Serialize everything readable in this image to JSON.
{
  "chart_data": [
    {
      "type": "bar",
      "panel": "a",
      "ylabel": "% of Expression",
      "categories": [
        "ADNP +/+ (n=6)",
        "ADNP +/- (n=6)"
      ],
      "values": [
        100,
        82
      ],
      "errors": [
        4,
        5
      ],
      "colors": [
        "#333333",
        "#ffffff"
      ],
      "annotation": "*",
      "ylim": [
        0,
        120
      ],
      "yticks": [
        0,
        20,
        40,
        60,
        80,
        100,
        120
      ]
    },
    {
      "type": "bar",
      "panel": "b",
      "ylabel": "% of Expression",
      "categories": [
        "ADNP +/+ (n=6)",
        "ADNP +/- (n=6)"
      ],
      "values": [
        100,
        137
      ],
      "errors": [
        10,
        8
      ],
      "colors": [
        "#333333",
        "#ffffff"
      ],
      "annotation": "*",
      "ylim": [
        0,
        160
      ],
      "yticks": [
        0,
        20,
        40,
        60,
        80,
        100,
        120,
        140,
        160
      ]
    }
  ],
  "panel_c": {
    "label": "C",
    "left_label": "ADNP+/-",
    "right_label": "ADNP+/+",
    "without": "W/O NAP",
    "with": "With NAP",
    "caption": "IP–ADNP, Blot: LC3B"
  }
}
========================================
AIM: The word "ADNP" appears in how many lines of the data? Answer with only the number.

RESULT OF THIS TASK: 7